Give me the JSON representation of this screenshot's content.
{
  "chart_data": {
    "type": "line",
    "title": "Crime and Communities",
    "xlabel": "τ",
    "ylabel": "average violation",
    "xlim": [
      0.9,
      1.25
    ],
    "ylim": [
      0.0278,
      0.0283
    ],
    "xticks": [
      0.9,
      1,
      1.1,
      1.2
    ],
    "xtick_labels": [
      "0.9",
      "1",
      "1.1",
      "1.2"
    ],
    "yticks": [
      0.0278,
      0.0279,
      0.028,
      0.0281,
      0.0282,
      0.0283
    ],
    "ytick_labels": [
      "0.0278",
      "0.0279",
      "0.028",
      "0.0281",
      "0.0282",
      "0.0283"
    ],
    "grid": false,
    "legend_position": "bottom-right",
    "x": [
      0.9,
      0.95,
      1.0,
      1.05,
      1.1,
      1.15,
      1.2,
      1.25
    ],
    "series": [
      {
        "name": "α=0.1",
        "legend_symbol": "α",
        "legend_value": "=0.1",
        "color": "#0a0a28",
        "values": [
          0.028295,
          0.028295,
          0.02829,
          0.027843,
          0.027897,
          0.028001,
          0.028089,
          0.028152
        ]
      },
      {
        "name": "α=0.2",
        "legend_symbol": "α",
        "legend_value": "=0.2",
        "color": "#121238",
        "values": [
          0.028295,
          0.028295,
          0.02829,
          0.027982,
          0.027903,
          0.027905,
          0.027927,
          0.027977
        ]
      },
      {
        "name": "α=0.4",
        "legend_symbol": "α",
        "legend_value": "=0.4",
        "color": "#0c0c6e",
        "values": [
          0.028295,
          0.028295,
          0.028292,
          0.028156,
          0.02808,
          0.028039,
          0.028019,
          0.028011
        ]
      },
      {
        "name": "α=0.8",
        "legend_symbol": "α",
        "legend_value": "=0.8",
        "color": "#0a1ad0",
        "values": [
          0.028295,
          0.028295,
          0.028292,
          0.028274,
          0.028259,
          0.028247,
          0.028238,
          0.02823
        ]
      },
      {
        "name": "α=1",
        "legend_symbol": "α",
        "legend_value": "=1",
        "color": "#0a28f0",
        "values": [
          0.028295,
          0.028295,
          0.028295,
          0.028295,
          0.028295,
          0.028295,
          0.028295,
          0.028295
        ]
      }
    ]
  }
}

Stated task:
Pick every line with "name" in it and copy it.

Full solution:
        "name": "α=0.1",
        "name": "α=0.2",
        "name": "α=0.4",
        "name": "α=0.8",
        "name": "α=1",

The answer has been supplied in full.